[Begin]
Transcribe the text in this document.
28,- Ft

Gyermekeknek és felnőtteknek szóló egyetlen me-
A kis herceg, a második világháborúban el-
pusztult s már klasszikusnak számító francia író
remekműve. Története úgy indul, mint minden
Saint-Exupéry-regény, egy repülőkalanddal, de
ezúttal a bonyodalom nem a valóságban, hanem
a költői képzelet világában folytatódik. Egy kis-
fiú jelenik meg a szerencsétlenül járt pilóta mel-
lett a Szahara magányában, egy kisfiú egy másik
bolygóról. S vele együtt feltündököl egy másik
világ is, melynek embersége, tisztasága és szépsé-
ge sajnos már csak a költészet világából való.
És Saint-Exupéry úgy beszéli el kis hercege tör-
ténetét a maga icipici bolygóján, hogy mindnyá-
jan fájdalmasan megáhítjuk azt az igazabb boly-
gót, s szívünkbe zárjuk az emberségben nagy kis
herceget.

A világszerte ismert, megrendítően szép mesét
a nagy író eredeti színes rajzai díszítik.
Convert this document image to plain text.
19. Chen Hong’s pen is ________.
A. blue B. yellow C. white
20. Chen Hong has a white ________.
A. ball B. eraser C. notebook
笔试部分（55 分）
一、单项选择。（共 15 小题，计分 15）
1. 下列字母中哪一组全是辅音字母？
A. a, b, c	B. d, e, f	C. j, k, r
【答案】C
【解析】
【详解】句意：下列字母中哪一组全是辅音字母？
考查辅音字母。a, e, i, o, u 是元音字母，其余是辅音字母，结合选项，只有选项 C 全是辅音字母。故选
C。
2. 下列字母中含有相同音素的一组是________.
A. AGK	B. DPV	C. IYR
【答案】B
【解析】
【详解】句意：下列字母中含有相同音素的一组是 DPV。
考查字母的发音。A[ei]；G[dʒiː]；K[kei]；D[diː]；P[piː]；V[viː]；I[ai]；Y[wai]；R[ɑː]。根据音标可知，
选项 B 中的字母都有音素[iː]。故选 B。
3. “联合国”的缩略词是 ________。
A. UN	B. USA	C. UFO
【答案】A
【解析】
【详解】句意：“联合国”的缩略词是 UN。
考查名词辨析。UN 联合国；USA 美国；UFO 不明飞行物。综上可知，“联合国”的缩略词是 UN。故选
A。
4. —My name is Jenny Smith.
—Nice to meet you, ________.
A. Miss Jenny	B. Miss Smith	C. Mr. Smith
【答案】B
[End]
▶ Task objective: Reproduce each line from the records that contains the word "másik".

▶ Exercise output:
lett a Szahara magányában, egy kisfiú egy másik
bolygóról. S vele együtt feltündököl egy másik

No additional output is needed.